Dataset listings of figures:
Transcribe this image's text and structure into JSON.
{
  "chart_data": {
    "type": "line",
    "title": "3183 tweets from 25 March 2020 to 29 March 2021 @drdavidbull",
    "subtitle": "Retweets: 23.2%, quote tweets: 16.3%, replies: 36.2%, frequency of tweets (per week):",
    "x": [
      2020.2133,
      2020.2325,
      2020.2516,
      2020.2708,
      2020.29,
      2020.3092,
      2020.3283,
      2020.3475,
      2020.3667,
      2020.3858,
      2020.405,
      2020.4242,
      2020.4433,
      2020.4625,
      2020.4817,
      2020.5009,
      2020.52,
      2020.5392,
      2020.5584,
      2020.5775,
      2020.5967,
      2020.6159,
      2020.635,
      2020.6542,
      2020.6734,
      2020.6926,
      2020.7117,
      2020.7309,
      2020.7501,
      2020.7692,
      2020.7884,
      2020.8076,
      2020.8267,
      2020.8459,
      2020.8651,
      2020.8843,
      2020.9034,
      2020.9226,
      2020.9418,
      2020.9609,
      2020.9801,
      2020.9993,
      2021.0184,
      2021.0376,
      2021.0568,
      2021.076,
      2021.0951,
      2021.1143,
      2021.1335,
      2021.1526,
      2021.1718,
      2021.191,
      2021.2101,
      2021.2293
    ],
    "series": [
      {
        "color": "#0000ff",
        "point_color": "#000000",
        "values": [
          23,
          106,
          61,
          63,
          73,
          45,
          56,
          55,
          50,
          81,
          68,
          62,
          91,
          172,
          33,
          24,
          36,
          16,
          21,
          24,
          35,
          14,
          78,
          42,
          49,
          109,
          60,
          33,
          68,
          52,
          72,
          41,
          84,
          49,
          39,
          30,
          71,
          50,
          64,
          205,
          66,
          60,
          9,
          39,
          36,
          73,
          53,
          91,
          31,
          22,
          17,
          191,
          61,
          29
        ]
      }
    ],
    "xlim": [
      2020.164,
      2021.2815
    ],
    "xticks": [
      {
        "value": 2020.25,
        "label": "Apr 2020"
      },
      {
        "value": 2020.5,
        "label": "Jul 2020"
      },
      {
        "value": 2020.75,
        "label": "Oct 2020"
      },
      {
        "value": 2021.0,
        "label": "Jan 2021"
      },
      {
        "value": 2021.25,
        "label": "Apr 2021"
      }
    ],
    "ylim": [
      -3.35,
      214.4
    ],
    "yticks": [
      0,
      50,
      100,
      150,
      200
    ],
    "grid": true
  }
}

Short exercise: Transcribe the full listing above without leaving anything out.

Solution:
Transcribe this image's text and structure into JSON.
{
  "chart_data": {
    "type": "line",
    "title": "3183 tweets from 25 March 2020 to 29 March 2021 @drdavidbull",
    "subtitle": "Retweets: 23.2%, quote tweets: 16.3%, replies: 36.2%, frequency of tweets (per week):",
    "x": [
      2020.2133,
      2020.2325,
      2020.2516,
      2020.2708,
      2020.29,
      2020.3092,
      2020.3283,
      2020.3475,
      2020.3667,
      2020.3858,
      2020.405,
      2020.4242,
      2020.4433,
      2020.4625,
      2020.4817,
      2020.5009,
      2020.52,
      2020.5392,
      2020.5584,
      2020.5775,
      2020.5967,
      2020.6159,
      2020.635,
      2020.6542,
      2020.6734,
      2020.6926,
      2020.7117,
      2020.7309,
      2020.7501,
      2020.7692,
      2020.7884,
      2020.8076,
      2020.8267,
      2020.8459,
      2020.8651,
      2020.8843,
      2020.9034,
      2020.9226,
      2020.9418,
      2020.9609,
      2020.9801,
      2020.9993,
      2021.0184,
      2021.0376,
      2021.0568,
      2021.076,
      2021.0951,
      2021.1143,
      2021.1335,
      2021.1526,
      2021.1718,
      2021.191,
      2021.2101,
      2021.2293
    ],
    "series": [
      {
        "color": "#0000ff",
        "point_color": "#000000",
        "values": [
          23,
          106,
          61,
          63,
          73,
          45,
          56,
          55,
          50,
          81,
          68,
          62,
          91,
          172,
          33,
          24,
          36,
          16,
          21,
          24,
          35,
          14,
          78,
          42,
          49,
          109,
          60,
          33,
          68,
          52,
          72,
          41,
          84,
          49,
          39,
          30,
          71,
          50,
          64,
          205,
          66,
          60,
          9,
          39,
          36,
          73,
          53,
          91,
          31,
          22,
          17,
          191,
          61,
          29
        ]
      }
    ],
    "xlim": [
      2020.164,
      2021.2815
    ],
    "xticks": [
      {
        "value": 2020.25,
        "label": "Apr 2020"
      },
      {
        "value": 2020.5,
        "label": "Jul 2020"
      },
      {
        "value": 2020.75,
        "label": "Oct 2020"
      },
      {
        "value": 2021.0,
        "label": "Jan 2021"
      },
      {
        "value": 2021.25,
        "label": "Apr 2021"
      }
    ],
    "ylim": [
      -3.35,
      214.4
    ],
    "yticks": [
      0,
      50,
      100,
      150,
      200
    ],
    "grid": true
  }
}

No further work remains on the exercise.